Aim:
Say how many lines in the records include the string "data", adding no other words.

_____

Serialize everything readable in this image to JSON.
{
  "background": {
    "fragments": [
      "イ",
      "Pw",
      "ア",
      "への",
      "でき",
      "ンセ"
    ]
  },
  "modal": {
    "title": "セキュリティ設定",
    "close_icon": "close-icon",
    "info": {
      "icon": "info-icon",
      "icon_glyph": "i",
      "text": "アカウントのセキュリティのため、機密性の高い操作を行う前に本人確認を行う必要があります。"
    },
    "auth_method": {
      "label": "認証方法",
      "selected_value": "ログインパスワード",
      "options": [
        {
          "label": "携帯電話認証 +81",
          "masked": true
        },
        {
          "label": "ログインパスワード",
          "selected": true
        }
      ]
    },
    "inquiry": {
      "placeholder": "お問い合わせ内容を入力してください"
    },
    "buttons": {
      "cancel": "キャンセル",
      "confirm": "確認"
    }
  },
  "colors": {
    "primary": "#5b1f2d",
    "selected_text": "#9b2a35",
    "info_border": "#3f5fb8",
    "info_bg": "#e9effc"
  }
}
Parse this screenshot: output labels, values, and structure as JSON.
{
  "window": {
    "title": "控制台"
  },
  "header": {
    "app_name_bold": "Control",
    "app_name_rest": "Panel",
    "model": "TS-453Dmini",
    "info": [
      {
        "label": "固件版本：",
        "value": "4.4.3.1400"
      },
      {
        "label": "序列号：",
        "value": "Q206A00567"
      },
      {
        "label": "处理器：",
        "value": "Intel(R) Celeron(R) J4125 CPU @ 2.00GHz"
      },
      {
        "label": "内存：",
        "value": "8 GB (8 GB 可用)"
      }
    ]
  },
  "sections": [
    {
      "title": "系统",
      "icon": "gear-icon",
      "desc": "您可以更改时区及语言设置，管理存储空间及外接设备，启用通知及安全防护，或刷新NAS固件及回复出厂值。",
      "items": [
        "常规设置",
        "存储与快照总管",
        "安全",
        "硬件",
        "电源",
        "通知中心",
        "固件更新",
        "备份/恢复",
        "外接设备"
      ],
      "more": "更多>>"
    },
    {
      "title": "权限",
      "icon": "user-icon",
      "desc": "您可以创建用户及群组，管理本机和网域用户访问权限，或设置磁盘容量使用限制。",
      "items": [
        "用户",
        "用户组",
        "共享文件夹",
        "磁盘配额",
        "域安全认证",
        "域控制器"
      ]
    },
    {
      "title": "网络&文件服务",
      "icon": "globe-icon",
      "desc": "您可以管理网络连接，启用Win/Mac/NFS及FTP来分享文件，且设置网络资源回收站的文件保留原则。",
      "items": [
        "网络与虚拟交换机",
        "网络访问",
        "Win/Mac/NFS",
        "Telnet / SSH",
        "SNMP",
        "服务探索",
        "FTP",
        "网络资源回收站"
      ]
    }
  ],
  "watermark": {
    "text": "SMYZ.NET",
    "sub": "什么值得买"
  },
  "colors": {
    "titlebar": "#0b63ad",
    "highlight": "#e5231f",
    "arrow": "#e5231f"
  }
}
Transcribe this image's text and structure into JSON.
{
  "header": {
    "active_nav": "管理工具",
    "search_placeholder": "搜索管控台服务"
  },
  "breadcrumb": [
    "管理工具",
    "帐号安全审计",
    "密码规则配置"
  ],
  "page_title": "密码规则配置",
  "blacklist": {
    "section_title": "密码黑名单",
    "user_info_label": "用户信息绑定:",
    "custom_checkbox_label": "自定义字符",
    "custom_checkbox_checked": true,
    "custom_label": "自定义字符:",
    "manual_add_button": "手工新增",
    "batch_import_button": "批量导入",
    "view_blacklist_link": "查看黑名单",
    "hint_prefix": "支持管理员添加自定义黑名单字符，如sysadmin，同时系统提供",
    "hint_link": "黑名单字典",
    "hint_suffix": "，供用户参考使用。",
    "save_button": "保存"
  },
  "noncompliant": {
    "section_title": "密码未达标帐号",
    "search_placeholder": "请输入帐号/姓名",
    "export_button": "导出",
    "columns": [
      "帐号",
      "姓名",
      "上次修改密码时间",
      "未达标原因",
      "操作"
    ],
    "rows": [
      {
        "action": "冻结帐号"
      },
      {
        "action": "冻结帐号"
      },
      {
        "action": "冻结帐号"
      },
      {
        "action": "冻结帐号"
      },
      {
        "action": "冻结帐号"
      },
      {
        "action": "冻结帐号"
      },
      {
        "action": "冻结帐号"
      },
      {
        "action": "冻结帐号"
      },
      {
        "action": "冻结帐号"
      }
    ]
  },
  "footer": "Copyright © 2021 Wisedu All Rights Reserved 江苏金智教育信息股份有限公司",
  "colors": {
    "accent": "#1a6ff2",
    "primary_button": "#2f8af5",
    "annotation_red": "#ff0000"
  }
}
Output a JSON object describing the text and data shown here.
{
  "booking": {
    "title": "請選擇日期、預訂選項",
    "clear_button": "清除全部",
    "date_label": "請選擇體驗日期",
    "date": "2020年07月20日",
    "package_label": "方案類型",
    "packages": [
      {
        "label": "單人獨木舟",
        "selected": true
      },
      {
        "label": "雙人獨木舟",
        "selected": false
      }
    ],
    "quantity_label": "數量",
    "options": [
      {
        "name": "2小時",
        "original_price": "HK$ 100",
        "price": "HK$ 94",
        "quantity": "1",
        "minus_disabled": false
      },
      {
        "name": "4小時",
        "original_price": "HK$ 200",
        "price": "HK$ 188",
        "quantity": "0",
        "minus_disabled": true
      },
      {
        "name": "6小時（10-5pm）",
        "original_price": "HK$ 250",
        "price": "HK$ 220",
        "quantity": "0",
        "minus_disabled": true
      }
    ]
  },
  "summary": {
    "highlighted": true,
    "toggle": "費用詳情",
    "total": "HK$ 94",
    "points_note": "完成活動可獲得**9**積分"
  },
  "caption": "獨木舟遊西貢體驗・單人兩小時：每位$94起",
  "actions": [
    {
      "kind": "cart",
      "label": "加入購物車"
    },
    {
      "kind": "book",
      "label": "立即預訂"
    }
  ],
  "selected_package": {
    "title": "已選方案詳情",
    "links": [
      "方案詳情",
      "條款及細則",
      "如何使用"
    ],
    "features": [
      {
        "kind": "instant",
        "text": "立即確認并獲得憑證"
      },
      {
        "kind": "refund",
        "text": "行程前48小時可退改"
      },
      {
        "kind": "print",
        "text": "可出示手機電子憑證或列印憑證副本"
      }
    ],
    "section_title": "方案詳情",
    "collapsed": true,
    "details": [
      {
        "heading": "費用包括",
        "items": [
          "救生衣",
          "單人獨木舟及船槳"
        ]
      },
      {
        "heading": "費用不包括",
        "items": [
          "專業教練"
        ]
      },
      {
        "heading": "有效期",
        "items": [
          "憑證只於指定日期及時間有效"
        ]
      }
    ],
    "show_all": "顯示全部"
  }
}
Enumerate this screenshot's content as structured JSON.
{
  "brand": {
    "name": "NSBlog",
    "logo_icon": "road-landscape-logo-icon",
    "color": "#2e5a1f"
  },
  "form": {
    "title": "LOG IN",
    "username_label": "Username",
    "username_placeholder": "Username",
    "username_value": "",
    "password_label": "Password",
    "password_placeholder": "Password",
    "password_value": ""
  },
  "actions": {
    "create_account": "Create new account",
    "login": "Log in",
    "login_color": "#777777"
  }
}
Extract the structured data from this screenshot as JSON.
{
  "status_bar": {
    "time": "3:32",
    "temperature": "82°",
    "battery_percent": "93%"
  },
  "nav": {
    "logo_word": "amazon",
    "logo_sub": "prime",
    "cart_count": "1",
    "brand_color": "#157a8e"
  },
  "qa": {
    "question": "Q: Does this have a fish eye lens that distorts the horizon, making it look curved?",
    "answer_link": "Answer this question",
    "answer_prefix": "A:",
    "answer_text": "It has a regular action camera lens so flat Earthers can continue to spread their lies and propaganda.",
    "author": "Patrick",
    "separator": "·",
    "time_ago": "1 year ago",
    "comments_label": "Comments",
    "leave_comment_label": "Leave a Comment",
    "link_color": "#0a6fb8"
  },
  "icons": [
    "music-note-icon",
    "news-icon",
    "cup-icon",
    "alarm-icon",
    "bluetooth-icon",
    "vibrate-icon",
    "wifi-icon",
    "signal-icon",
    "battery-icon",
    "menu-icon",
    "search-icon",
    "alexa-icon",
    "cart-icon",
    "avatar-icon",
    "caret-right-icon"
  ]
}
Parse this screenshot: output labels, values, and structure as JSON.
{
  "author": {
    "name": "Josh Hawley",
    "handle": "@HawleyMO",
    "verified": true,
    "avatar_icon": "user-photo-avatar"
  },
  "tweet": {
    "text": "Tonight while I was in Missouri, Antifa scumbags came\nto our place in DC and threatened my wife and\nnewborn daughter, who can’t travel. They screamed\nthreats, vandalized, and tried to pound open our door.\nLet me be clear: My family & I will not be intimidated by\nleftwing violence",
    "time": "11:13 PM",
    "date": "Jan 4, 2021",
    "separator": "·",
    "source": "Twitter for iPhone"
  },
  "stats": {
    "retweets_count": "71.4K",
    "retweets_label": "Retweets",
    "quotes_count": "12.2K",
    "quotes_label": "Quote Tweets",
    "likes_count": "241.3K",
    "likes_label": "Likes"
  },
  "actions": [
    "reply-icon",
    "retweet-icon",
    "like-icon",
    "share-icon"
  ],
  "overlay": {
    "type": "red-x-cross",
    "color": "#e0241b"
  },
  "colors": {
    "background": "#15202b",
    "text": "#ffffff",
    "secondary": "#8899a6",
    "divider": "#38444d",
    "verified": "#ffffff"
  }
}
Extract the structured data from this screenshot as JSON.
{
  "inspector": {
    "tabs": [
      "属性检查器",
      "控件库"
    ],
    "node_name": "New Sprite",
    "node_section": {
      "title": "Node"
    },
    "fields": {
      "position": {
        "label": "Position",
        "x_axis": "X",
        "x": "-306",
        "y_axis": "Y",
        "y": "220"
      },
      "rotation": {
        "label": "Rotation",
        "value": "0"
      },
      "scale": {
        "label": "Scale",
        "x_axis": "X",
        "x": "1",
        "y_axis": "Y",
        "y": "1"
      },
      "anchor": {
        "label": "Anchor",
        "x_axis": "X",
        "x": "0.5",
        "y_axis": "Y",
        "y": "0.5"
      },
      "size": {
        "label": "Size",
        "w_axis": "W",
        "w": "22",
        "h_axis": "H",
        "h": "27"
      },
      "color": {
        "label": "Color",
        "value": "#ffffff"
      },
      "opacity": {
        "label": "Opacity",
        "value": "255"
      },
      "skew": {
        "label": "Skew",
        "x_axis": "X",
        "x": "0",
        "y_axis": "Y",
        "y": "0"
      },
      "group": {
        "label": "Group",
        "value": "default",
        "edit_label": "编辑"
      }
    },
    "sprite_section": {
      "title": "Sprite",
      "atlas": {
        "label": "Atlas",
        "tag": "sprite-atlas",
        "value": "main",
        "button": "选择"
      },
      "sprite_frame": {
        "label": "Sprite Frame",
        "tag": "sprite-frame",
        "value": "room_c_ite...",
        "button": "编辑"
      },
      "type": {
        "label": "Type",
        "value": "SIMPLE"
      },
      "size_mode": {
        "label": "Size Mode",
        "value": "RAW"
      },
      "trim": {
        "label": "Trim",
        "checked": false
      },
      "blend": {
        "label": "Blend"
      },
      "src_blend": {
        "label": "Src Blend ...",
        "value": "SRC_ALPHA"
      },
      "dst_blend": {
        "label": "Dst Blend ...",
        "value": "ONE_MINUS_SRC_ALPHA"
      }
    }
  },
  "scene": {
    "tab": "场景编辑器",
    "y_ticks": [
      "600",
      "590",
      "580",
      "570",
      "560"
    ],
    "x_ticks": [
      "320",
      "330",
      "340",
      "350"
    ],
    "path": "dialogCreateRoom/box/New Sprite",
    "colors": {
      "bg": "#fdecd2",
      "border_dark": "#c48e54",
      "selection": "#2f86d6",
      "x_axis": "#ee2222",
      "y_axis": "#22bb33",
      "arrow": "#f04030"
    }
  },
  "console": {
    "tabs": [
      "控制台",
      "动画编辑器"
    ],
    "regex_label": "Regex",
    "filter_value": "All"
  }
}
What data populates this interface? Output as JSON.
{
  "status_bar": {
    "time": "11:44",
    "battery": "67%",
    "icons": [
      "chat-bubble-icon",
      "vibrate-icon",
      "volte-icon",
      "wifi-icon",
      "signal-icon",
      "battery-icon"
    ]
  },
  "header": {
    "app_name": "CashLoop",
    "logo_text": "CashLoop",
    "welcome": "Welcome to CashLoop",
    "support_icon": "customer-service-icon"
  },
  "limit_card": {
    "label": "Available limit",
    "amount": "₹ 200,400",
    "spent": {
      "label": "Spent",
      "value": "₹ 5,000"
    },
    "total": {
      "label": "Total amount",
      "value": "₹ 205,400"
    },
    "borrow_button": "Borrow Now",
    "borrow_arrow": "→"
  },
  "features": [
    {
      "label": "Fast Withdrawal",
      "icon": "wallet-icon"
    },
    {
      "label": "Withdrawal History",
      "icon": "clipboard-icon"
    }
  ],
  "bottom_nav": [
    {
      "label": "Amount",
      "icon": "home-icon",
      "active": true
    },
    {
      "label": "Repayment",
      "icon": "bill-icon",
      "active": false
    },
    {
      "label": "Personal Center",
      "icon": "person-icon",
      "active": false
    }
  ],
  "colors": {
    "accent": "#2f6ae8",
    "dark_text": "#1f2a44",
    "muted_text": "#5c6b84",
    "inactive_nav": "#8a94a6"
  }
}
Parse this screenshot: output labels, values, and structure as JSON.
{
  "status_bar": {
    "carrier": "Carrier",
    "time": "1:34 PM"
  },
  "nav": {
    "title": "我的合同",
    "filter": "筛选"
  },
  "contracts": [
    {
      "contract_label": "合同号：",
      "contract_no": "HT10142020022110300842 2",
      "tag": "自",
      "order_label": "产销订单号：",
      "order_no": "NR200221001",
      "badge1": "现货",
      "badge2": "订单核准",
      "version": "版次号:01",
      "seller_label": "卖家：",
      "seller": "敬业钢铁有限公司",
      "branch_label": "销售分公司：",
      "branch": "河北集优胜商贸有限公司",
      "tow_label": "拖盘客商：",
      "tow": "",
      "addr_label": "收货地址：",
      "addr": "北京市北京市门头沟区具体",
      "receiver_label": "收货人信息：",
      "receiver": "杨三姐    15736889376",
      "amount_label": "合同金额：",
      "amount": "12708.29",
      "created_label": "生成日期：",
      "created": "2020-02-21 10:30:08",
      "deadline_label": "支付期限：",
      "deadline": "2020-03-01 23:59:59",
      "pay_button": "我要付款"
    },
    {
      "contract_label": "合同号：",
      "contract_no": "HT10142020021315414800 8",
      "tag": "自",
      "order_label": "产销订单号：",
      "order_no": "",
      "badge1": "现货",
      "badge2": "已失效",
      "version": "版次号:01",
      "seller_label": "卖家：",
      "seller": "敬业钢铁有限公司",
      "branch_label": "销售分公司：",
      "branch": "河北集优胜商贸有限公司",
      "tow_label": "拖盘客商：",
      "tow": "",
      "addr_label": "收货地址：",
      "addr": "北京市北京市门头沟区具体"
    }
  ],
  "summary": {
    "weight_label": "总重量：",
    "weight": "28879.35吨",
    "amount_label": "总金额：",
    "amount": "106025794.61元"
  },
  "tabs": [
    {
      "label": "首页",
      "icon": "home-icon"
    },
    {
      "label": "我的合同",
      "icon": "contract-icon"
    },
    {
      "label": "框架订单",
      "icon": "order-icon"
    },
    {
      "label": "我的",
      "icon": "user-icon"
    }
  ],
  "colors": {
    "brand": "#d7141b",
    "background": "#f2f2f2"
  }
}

_____

Written response:
4